• **任务要求**: 请接着续写下方的Cs-NA纳米药物制备实施例，从其最后一句之后写起。

-------- 页面摘录

称取Cs（20.00mg）溶解于2 mL的 0.1wt%乙酸溶液， 再依次加入NHS（35.57 mg）、EDCI（90.10mg）、2-(2-硝基咪唑-1-基)乙酸（55.74mg），室温搅拌反应 12 h后，待反应结束后，将反应液转移至截留分子量为8000-14000 Da 的透析袋中，在二次水中透析3天。最后经冷冻干燥得到白色粉末状产物（Cs-NA），储存于-20℃。通过紫外可见光谱测得，乙酸硝基咪唑接枝率为29.6%。

实施例4

将1mg Cs-NA载体溶于0.1wt%乙酸溶液中，放入圆底烧瓶中，逐滴加入含1mg 吲哚靛绿（ICG）的DMSO溶液1ml，室温避光搅拌反应12h，反应液装入透析袋中透析，冻干，得到Cs-NA/ICG纳米药物（CINs）。纳米粒（CINs）粒径89.6 ± 2.4nm。

实施例5

将1mg Cs-NA载体溶于0.1wt%乙酸溶液中，放入圆底烧瓶中，逐滴加入含1mg 玫瑰红含8个碳的羧基侧链衍生物（RBD）的DMSO溶液1ml，室温避光搅拌反应12h，反应液装入透析袋中透析，冻干，得到Cs-NA /玫瑰红衍生物纳米药物。如图3所示，纳米粒（CBDNs）粒径115.4± 1.9 nm。

----------------
-------- 待审材料

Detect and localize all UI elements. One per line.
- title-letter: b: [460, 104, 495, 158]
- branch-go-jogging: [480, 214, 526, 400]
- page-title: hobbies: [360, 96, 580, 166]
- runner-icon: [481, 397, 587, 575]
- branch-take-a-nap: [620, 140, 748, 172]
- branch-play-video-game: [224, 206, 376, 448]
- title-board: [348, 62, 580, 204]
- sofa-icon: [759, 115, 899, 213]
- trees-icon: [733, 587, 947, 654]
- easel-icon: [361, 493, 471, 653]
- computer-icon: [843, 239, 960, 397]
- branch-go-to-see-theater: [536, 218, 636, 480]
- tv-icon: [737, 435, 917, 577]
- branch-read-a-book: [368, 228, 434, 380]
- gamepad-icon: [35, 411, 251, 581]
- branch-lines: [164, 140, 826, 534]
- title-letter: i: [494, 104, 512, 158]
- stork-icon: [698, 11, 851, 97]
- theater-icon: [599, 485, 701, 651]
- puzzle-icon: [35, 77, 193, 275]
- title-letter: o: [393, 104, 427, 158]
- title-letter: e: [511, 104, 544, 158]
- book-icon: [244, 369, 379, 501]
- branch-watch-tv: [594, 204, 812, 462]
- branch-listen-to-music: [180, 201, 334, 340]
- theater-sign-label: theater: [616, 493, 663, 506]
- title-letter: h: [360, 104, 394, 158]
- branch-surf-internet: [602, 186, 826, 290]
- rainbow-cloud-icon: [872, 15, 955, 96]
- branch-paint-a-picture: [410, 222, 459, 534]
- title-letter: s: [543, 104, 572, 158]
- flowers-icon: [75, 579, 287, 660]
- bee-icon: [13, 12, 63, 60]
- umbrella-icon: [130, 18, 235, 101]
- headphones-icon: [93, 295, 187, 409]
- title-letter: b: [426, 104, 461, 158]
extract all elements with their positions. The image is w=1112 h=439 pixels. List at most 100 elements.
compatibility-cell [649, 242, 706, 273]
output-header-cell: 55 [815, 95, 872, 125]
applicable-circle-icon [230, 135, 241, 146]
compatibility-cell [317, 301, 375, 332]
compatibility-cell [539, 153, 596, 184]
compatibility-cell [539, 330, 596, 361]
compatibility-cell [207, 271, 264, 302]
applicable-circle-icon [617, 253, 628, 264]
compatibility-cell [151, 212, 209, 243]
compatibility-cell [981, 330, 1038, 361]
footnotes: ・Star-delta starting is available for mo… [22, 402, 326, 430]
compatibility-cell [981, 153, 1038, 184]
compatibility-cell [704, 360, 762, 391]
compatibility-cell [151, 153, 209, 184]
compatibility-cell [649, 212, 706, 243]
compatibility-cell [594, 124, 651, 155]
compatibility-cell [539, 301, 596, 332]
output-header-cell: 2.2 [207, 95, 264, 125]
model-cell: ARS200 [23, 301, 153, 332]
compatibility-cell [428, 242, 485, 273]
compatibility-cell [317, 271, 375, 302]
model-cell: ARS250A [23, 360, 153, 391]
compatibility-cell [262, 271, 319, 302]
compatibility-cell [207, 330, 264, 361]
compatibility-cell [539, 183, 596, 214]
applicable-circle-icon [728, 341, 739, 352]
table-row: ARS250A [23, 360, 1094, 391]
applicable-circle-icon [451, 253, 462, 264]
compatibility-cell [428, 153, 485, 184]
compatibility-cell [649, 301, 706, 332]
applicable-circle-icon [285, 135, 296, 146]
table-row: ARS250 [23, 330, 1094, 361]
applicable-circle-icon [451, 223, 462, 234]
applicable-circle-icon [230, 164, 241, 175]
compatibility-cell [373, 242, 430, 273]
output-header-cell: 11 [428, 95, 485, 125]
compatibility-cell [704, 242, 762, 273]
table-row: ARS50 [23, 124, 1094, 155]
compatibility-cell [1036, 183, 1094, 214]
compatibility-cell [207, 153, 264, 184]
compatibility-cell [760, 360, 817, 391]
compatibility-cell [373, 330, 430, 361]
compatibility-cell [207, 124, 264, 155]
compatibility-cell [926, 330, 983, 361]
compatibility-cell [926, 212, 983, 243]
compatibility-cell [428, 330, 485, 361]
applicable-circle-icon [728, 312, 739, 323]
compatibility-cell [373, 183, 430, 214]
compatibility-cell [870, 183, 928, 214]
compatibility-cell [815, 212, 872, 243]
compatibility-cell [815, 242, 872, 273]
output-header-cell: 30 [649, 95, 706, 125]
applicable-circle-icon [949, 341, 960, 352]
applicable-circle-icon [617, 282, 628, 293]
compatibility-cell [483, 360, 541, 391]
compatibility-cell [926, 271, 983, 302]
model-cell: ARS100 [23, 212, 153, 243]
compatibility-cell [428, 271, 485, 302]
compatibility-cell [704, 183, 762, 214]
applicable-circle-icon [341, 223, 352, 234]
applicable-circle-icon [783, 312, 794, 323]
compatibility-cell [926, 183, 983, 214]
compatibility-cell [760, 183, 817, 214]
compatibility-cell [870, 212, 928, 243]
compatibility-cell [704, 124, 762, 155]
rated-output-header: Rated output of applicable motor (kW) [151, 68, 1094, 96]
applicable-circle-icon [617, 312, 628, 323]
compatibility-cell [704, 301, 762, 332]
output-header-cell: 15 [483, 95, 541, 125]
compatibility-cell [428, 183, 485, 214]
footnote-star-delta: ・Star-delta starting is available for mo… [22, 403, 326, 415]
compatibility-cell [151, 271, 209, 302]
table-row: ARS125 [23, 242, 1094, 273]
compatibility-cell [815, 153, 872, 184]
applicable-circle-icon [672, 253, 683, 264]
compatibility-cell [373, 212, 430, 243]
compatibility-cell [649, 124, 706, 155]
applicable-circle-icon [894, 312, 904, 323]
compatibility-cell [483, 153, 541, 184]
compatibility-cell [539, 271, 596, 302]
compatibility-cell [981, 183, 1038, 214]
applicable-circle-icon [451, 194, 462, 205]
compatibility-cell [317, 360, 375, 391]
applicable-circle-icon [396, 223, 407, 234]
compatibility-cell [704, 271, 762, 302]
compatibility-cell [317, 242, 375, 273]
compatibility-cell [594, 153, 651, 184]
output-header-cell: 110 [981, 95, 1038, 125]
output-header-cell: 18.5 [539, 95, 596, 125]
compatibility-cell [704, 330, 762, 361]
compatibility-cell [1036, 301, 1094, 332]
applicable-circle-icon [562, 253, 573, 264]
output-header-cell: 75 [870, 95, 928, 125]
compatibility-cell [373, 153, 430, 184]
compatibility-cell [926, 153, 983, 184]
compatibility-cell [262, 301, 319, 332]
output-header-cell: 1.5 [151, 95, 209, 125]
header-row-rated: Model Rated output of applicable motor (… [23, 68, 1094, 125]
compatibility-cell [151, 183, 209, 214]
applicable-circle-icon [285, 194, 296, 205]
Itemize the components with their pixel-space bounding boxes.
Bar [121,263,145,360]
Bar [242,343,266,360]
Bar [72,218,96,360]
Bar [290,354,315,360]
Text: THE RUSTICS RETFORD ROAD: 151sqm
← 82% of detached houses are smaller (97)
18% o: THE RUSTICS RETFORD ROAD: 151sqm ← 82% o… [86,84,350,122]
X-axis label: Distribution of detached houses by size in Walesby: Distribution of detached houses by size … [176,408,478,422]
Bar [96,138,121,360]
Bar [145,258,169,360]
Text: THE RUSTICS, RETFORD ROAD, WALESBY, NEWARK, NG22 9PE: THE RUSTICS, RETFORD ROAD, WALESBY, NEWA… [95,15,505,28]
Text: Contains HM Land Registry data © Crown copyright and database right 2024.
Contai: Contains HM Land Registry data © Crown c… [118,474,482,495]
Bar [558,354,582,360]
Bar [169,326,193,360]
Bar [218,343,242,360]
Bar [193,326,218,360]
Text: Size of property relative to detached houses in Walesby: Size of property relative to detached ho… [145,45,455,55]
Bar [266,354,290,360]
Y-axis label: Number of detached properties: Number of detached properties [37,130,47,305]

----------------

• **回答如下**:
实施例6

将1mg Cs-NA载体溶于0.1wt%乙酸溶液中，放入圆底烧瓶中，逐滴加入含1mg 玫瑰红的（RB）的DMSO溶液1ml，室温避光搅拌反应12h，反应液装入透析袋中透析，冻干，得到Cs-NA /玫瑰红纳米药物；如图3所示，Cs-NA/RB纳米粒（CBNs）粒径86.89±1.63 nm。

实施例7

将1mg Cs载体溶于0.1wt%乙酸溶液中，放入圆底烧瓶中，逐滴加入含1mg 玫瑰红含8个碳的羧基侧链衍生物（RBD）的DMSO溶液1ml，室温避光搅拌反应12h，反应液装入透析袋中透析，冻干，得到Cs /玫瑰红衍生物纳米药物；Cs/RBD纳米粒（CsDNs）粒径128.7±3.6 nm。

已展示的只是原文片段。